(DATASET EXTRACT)
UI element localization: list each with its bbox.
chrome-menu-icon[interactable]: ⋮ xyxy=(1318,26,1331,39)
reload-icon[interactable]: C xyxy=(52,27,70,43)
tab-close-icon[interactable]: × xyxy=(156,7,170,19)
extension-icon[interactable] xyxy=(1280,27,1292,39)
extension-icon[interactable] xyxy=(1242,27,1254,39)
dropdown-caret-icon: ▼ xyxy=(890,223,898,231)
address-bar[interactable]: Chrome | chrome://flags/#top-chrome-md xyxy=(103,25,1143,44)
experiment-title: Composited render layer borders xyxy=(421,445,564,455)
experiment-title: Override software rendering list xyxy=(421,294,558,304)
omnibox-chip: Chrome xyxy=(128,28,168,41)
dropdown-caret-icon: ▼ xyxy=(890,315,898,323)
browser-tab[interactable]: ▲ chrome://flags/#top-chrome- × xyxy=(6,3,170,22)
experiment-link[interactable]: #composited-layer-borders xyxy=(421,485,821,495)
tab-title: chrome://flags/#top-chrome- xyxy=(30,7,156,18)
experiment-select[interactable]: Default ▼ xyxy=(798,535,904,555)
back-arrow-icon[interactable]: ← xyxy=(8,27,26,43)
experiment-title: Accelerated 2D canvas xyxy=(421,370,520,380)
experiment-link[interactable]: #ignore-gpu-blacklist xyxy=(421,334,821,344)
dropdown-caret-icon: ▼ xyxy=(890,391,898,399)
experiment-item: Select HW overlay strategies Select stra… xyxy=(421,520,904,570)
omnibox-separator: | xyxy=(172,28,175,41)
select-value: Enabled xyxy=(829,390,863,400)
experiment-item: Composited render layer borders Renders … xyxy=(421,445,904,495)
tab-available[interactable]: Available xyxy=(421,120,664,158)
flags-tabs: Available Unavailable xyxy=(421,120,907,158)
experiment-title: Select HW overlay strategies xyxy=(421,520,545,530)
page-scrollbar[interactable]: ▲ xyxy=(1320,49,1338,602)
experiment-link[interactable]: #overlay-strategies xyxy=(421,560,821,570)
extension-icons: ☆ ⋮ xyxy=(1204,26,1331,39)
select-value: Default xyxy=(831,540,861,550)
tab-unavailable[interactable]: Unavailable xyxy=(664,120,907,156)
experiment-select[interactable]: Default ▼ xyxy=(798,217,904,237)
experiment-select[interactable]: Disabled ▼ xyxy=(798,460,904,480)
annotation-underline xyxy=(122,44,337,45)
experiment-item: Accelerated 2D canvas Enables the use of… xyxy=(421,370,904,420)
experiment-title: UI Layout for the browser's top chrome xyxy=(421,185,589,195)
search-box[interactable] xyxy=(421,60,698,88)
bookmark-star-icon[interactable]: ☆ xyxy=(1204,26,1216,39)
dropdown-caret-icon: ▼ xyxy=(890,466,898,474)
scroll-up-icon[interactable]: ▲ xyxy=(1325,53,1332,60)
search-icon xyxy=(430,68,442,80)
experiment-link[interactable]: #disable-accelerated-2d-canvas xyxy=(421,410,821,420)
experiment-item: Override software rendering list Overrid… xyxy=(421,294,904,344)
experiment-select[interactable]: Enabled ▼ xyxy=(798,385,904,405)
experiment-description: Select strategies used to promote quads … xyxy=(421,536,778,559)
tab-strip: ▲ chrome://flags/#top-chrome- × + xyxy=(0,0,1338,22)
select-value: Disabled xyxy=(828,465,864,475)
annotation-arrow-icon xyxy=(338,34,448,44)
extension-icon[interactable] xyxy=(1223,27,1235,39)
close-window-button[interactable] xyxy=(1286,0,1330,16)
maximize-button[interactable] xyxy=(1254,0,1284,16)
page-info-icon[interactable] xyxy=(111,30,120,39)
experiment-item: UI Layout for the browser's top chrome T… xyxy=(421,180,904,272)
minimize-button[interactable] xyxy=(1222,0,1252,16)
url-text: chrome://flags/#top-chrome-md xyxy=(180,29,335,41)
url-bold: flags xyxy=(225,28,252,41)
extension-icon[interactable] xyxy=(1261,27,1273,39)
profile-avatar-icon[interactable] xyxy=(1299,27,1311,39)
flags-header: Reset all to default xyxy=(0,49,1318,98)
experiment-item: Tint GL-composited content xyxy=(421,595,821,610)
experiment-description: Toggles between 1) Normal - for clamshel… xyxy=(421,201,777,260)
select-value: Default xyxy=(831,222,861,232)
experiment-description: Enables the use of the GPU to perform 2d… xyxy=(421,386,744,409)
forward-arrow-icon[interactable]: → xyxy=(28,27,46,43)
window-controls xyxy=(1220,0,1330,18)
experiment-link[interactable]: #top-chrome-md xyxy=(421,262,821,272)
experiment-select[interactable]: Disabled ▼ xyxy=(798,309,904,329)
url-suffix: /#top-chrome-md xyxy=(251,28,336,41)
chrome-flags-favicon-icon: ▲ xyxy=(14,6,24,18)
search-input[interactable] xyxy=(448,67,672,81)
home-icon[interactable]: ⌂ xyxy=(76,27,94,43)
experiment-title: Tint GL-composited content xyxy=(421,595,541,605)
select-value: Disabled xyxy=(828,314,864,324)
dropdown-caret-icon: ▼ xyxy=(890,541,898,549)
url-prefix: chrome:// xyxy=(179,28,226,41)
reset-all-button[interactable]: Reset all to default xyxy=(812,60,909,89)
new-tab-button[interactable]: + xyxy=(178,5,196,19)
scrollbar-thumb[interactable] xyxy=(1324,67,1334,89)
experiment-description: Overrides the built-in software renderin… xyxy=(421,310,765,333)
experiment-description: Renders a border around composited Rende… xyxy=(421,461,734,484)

(EXERCISE GOAL) Rewrite the listing from its first line through the line containing "extension-icon[interactable] xyxy=(1242,27,1254,39)", swapping "reload-icon" for "refresh-icon" and changing nothing else.

(ANSWER IN FULL)
UI element localization: list each with its bbox.
chrome-menu-icon[interactable]: ⋮ xyxy=(1318,26,1331,39)
refresh-icon[interactable]: C xyxy=(52,27,70,43)
tab-close-icon[interactable]: × xyxy=(156,7,170,19)
extension-icon[interactable] xyxy=(1280,27,1292,39)
extension-icon[interactable] xyxy=(1242,27,1254,39)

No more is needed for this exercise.